→ Task brief: Review the listing and copy each line that holds the word "Buscar".

◇ ◇ ◇ ◇ ◇

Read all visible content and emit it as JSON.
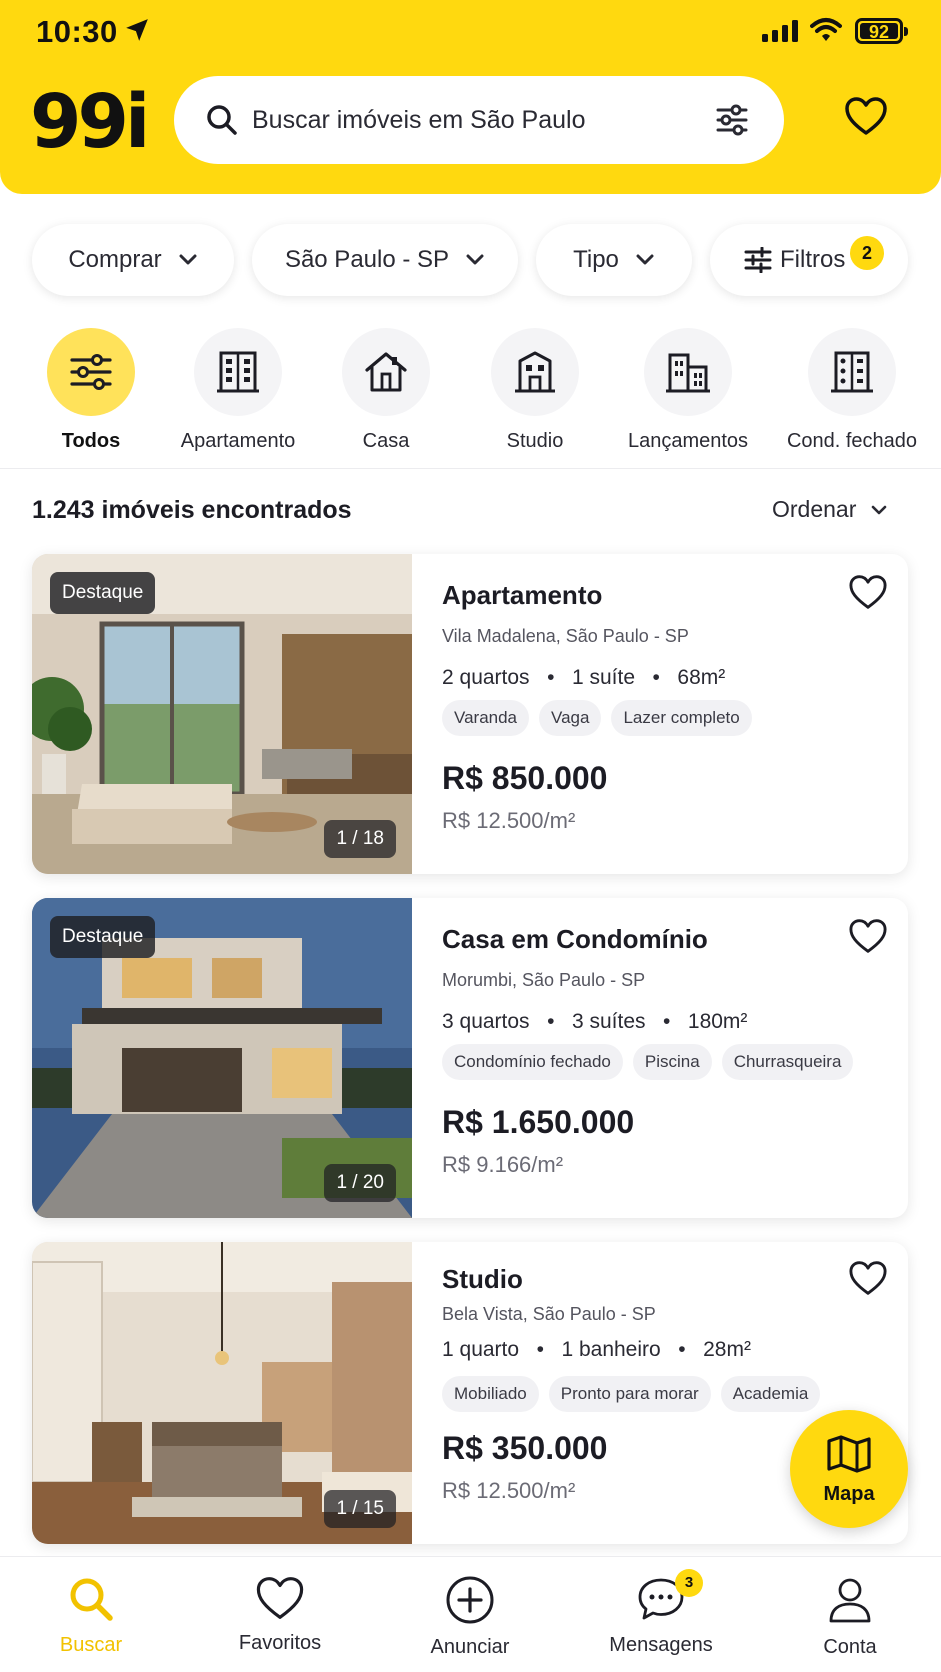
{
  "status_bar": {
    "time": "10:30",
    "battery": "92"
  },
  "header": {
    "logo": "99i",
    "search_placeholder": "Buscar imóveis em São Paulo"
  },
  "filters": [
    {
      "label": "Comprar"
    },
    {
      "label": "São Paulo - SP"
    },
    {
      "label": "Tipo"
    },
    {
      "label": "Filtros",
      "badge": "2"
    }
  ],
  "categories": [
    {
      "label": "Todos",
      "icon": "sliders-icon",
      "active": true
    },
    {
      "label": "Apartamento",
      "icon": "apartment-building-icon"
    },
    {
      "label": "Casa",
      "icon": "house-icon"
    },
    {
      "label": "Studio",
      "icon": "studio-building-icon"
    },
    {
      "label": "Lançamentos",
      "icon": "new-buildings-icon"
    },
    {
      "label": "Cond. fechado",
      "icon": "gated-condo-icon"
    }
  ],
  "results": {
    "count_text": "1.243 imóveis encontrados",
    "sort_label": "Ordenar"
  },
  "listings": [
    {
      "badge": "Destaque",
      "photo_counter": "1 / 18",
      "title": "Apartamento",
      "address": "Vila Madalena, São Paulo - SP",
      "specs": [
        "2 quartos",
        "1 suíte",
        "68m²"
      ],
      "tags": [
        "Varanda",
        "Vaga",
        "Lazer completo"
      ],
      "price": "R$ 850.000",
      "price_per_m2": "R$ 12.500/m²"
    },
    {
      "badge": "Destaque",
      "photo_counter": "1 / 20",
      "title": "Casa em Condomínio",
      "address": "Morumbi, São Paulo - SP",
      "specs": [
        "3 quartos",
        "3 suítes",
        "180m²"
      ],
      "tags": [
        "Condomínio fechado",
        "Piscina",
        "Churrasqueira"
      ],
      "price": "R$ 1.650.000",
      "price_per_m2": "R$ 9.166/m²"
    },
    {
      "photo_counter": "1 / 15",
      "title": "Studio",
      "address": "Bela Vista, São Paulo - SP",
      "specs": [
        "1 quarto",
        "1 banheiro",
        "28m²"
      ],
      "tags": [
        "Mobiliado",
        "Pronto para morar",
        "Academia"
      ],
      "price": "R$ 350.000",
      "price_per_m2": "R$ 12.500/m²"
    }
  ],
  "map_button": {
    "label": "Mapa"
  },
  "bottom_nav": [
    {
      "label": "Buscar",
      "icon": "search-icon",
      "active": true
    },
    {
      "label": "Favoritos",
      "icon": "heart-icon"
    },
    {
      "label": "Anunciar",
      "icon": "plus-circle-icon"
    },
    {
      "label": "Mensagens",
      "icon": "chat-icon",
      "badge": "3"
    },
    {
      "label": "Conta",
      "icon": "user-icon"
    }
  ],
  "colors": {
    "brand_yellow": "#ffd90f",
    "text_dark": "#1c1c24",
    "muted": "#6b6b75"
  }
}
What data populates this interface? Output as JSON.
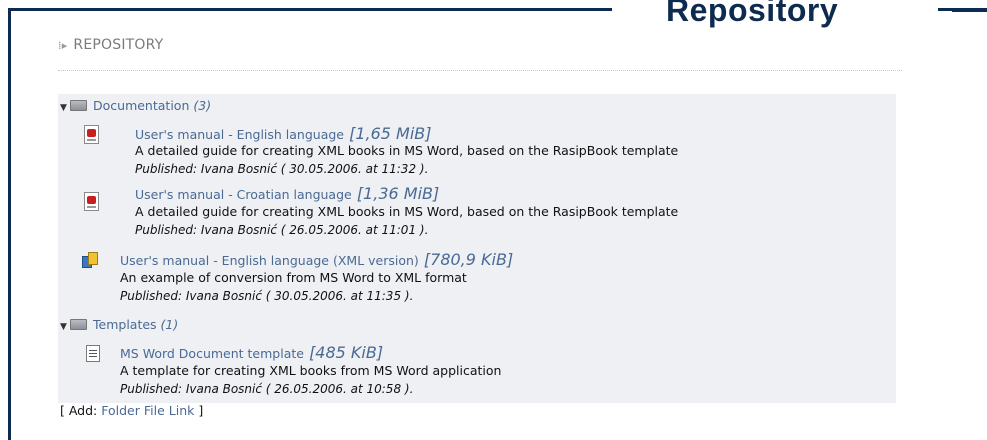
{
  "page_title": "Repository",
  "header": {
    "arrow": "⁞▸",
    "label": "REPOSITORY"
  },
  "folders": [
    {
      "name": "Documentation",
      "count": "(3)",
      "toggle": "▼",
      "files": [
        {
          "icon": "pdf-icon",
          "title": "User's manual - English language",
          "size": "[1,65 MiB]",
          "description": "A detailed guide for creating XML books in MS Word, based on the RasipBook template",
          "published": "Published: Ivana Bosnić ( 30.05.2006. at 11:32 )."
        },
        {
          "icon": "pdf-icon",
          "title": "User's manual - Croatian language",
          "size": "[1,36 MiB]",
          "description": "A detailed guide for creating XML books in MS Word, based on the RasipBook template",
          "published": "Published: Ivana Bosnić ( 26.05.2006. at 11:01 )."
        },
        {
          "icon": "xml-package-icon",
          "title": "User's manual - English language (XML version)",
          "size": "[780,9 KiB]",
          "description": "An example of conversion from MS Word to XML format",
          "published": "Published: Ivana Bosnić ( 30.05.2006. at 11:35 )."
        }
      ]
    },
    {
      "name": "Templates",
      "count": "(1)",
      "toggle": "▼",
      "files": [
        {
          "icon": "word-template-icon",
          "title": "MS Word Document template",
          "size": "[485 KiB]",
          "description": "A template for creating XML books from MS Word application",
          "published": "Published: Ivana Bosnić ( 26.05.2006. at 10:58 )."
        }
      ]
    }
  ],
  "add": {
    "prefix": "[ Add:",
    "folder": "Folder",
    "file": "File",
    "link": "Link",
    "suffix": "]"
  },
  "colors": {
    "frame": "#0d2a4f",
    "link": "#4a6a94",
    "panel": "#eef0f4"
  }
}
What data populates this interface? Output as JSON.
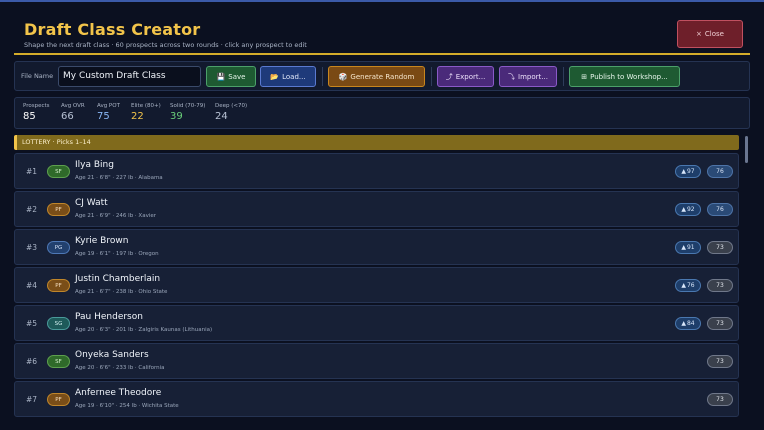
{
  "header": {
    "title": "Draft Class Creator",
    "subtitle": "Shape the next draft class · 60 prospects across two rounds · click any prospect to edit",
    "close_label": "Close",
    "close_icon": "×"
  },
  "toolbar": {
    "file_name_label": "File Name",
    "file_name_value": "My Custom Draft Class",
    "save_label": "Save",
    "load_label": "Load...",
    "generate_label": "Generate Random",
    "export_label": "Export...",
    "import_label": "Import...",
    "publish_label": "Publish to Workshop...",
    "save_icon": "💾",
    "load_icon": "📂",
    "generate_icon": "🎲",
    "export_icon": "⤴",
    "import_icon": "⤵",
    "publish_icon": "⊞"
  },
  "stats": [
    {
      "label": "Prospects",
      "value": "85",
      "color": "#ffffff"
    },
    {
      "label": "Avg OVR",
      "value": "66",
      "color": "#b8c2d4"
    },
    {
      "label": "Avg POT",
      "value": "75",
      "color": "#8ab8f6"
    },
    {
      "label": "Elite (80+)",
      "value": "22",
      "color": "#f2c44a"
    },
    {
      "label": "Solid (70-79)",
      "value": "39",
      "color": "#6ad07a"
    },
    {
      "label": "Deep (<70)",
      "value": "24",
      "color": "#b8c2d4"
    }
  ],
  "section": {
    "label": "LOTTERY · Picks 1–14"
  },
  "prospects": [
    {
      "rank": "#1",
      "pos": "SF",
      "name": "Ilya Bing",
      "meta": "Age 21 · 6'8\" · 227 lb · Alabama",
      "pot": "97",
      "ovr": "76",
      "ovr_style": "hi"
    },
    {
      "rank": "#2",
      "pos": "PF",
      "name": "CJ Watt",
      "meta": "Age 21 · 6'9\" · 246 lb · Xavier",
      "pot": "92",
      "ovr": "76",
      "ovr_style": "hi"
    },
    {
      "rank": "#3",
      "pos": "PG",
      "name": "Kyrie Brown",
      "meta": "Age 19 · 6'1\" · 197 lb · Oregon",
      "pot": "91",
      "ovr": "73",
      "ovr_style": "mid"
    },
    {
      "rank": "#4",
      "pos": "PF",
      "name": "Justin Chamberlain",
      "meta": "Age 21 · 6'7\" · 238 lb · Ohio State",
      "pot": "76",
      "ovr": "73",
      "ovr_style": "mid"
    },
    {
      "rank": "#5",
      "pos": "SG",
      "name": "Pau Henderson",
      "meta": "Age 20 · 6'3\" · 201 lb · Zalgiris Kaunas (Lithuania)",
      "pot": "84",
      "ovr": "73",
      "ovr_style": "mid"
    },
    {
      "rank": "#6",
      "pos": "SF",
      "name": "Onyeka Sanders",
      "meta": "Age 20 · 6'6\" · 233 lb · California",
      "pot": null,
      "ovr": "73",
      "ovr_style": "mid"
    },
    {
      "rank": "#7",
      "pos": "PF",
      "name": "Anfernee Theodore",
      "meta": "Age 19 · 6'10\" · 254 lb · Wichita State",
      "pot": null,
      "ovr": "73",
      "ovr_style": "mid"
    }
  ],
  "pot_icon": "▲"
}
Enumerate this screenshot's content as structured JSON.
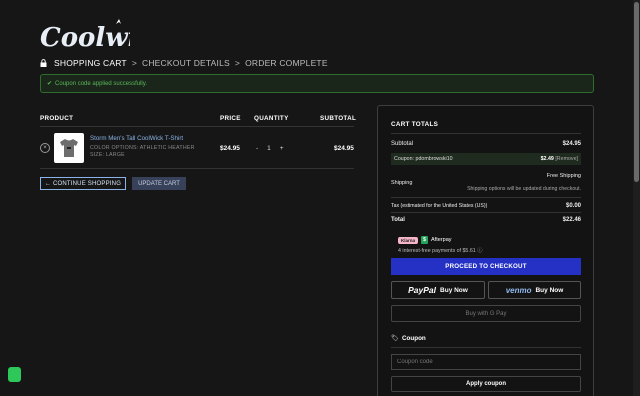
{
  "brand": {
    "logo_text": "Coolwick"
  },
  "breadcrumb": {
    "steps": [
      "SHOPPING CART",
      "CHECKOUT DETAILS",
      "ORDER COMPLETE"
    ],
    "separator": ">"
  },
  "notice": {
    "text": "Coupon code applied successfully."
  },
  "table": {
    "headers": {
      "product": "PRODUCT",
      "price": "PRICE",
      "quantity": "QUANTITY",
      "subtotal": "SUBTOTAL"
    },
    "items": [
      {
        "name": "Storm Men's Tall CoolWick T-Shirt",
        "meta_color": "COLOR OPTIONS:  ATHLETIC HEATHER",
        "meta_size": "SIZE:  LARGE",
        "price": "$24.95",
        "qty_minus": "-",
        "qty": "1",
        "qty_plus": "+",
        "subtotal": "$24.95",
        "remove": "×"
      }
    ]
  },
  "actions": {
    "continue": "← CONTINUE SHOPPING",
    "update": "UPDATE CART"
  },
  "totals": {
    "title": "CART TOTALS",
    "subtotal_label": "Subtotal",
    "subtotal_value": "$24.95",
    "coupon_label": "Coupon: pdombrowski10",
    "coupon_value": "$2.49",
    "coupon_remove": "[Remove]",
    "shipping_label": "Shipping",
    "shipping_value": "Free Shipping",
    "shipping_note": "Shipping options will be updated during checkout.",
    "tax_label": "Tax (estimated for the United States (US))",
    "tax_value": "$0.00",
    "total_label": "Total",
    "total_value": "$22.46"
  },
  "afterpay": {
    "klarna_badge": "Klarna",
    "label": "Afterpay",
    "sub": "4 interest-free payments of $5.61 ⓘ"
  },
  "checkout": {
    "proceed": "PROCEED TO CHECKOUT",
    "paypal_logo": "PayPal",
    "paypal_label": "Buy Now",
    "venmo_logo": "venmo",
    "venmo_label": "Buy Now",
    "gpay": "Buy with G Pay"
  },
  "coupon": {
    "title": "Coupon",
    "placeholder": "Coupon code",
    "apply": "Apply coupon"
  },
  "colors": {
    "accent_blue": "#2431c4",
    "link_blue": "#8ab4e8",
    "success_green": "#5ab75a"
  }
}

◇ ◇ ◇ ◇ ◇

→ Exercise output:
    "search_placeholder": "Buscar imóveis em São Paulo"
      "label": "Buscar",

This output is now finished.